TASK DATA:
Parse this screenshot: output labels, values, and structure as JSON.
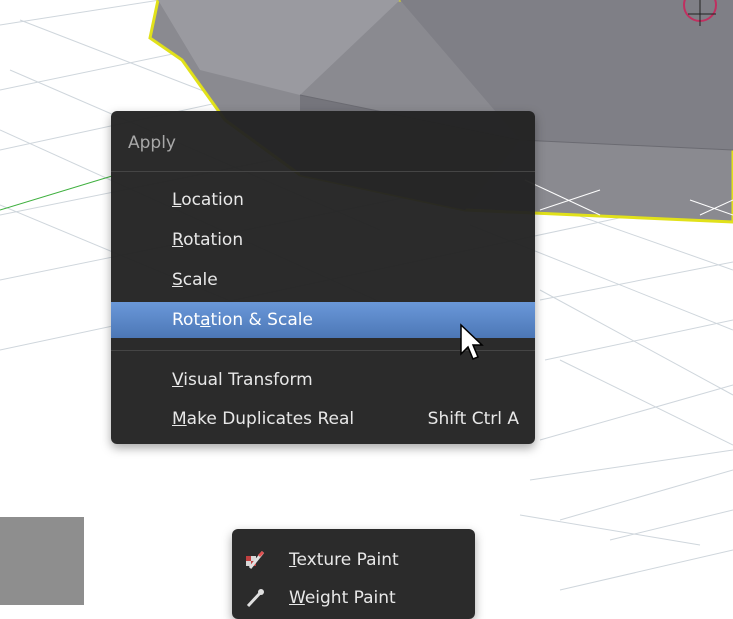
{
  "apply_menu": {
    "title": "Apply",
    "items": [
      {
        "label": "Location",
        "underline": "L",
        "rest": "ocation",
        "shortcut": ""
      },
      {
        "label": "Rotation",
        "underline": "R",
        "rest": "otation",
        "shortcut": ""
      },
      {
        "label": "Scale",
        "underline": "S",
        "rest": "cale",
        "shortcut": ""
      },
      {
        "label": "Rotation & Scale",
        "pre": "Rot",
        "underline": "a",
        "rest": "tion & Scale",
        "shortcut": "",
        "active": true
      },
      {
        "label": "Visual Transform",
        "underline": "V",
        "rest": "isual Transform",
        "shortcut": ""
      },
      {
        "label": "Make Duplicates Real",
        "underline": "M",
        "rest": "ake Duplicates Real",
        "shortcut": "Shift Ctrl A"
      }
    ]
  },
  "mode_menu": {
    "items": [
      {
        "label": "Texture Paint",
        "underline": "T",
        "rest": "exture Paint",
        "icon": "texture-paint-icon"
      },
      {
        "label": "Weight Paint",
        "underline": "W",
        "rest": "eight Paint",
        "icon": "weight-paint-icon"
      }
    ]
  },
  "colors": {
    "menu_bg": "#222222",
    "highlight": "#5680c2",
    "mesh_outline": "#e1e11a",
    "x_axis": "#cc3333",
    "y_axis": "#3fb03f"
  }
}
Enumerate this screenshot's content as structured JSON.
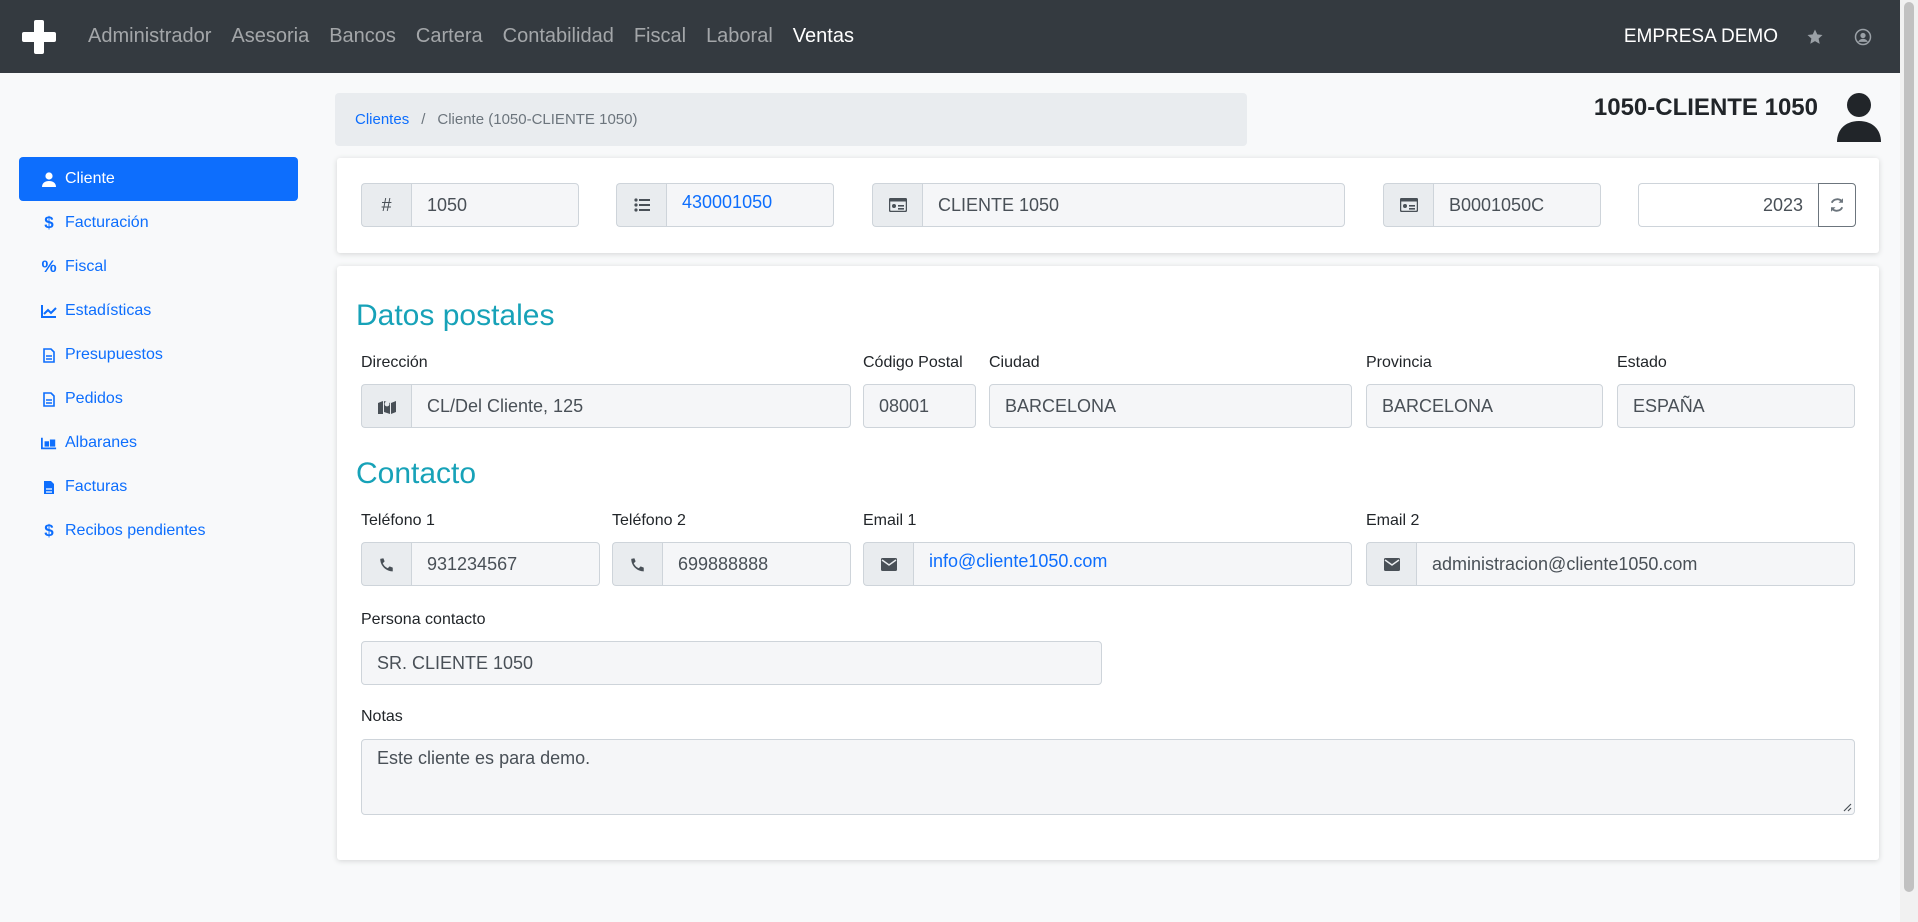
{
  "nav": {
    "items": [
      "Administrador",
      "Asesoria",
      "Bancos",
      "Cartera",
      "Contabilidad",
      "Fiscal",
      "Laboral",
      "Ventas"
    ],
    "active": "Ventas",
    "company": "EMPRESA DEMO"
  },
  "sidebar": {
    "items": [
      {
        "label": "Cliente",
        "icon": "user-icon"
      },
      {
        "label": "Facturación",
        "icon": "dollar-icon"
      },
      {
        "label": "Fiscal",
        "icon": "percent-icon"
      },
      {
        "label": "Estadísticas",
        "icon": "chart-line-icon"
      },
      {
        "label": "Presupuestos",
        "icon": "file-icon"
      },
      {
        "label": "Pedidos",
        "icon": "file-icon"
      },
      {
        "label": "Albaranes",
        "icon": "truck-loading-icon"
      },
      {
        "label": "Facturas",
        "icon": "file-invoice-icon"
      },
      {
        "label": "Recibos pendientes",
        "icon": "dollar-icon"
      }
    ],
    "active": "Cliente"
  },
  "breadcrumb": {
    "root": "Clientes",
    "sep": "/",
    "current": "Cliente (1050-CLIENTE 1050)"
  },
  "header": {
    "title": "1050-CLIENTE 1050"
  },
  "top": {
    "hash": "#",
    "code": "1050",
    "account": "430001050",
    "name": "CLIENTE 1050",
    "cif": "B0001050C",
    "year": "2023"
  },
  "postal": {
    "title": "Datos postales",
    "address_label": "Dirección",
    "address": "CL/Del Cliente, 125",
    "zip_label": "Código Postal",
    "zip": "08001",
    "city_label": "Ciudad",
    "city": "BARCELONA",
    "province_label": "Provincia",
    "province": "BARCELONA",
    "state_label": "Estado",
    "state": "ESPAÑA"
  },
  "contact": {
    "title": "Contacto",
    "phone1_label": "Teléfono 1",
    "phone1": "931234567",
    "phone2_label": "Teléfono 2",
    "phone2": "699888888",
    "email1_label": "Email 1",
    "email1": "info@cliente1050.com",
    "email2_label": "Email 2",
    "email2": "administracion@cliente1050.com",
    "person_label": "Persona contacto",
    "person": "SR. CLIENTE 1050",
    "notes_label": "Notas",
    "notes": "Este cliente es para demo."
  }
}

OBJECTIVE:
Output an exact copy of the material, with the pictures removed.

THE SOLUTION:
Parse this screenshot: output labels, values, and structure as JSON.
{
  "apply_menu": {
    "title": "Apply",
    "items": [
      {
        "label": "Location",
        "underline": "L",
        "rest": "ocation",
        "shortcut": ""
      },
      {
        "label": "Rotation",
        "underline": "R",
        "rest": "otation",
        "shortcut": ""
      },
      {
        "label": "Scale",
        "underline": "S",
        "rest": "cale",
        "shortcut": ""
      },
      {
        "label": "Rotation & Scale",
        "pre": "Rot",
        "underline": "a",
        "rest": "tion & Scale",
        "shortcut": "",
        "active": true
      },
      {
        "label": "Visual Transform",
        "underline": "V",
        "rest": "isual Transform",
        "shortcut": ""
      },
      {
        "label": "Make Duplicates Real",
        "underline": "M",
        "rest": "ake Duplicates Real",
        "shortcut": "Shift Ctrl A"
      }
    ]
  },
  "mode_menu": {
    "items": [
      {
        "label": "Texture Paint",
        "underline": "T",
        "rest": "exture Paint",
        "icon": "texture-paint-icon"
      },
      {
        "label": "Weight Paint",
        "underline": "W",
        "rest": "eight Paint",
        "icon": "weight-paint-icon"
      }
    ]
  },
  "colors": {
    "menu_bg": "#222222",
    "highlight": "#5680c2",
    "mesh_outline": "#e1e11a",
    "x_axis": "#cc3333",
    "y_axis": "#3fb03f"
  }
}
Enumerate this screenshot's content as structured JSON.
{
  "nav": {
    "items": [
      "Administrador",
      "Asesoria",
      "Bancos",
      "Cartera",
      "Contabilidad",
      "Fiscal",
      "Laboral",
      "Ventas"
    ],
    "active": "Ventas",
    "company": "EMPRESA DEMO"
  },
  "sidebar": {
    "items": [
      {
        "label": "Cliente",
        "icon": "user-icon"
      },
      {
        "label": "Facturación",
        "icon": "dollar-icon"
      },
      {
        "label": "Fiscal",
        "icon": "percent-icon"
      },
      {
        "label": "Estadísticas",
        "icon": "chart-line-icon"
      },
      {
        "label": "Presupuestos",
        "icon": "file-icon"
      },
      {
        "label": "Pedidos",
        "icon": "file-icon"
      },
      {
        "label": "Albaranes",
        "icon": "truck-loading-icon"
      },
      {
        "label": "Facturas",
        "icon": "file-invoice-icon"
      },
      {
        "label": "Recibos pendientes",
        "icon": "dollar-icon"
      }
    ],
    "active": "Cliente"
  },
  "breadcrumb": {
    "root": "Clientes",
    "sep": "/",
    "current": "Cliente (1050-CLIENTE 1050)"
  },
  "header": {
    "title": "1050-CLIENTE 1050"
  },
  "top": {
    "hash": "#",
    "code": "1050",
    "account": "430001050",
    "name": "CLIENTE 1050",
    "cif": "B0001050C",
    "year": "2023"
  },
  "postal": {
    "title": "Datos postales",
    "address_label": "Dirección",
    "address": "CL/Del Cliente, 125",
    "zip_label": "Código Postal",
    "zip": "08001",
    "city_label": "Ciudad",
    "city": "BARCELONA",
    "province_label": "Provincia",
    "province": "BARCELONA",
    "state_label": "Estado",
    "state": "ESPAÑA"
  },
  "contact": {
    "title": "Contacto",
    "phone1_label": "Teléfono 1",
    "phone1": "931234567",
    "phone2_label": "Teléfono 2",
    "phone2": "699888888",
    "email1_label": "Email 1",
    "email1": "info@cliente1050.com",
    "email2_label": "Email 2",
    "email2": "administracion@cliente1050.com",
    "person_label": "Persona contacto",
    "person": "SR. CLIENTE 1050",
    "notes_label": "Notas",
    "notes": "Este cliente es para demo."
  }
}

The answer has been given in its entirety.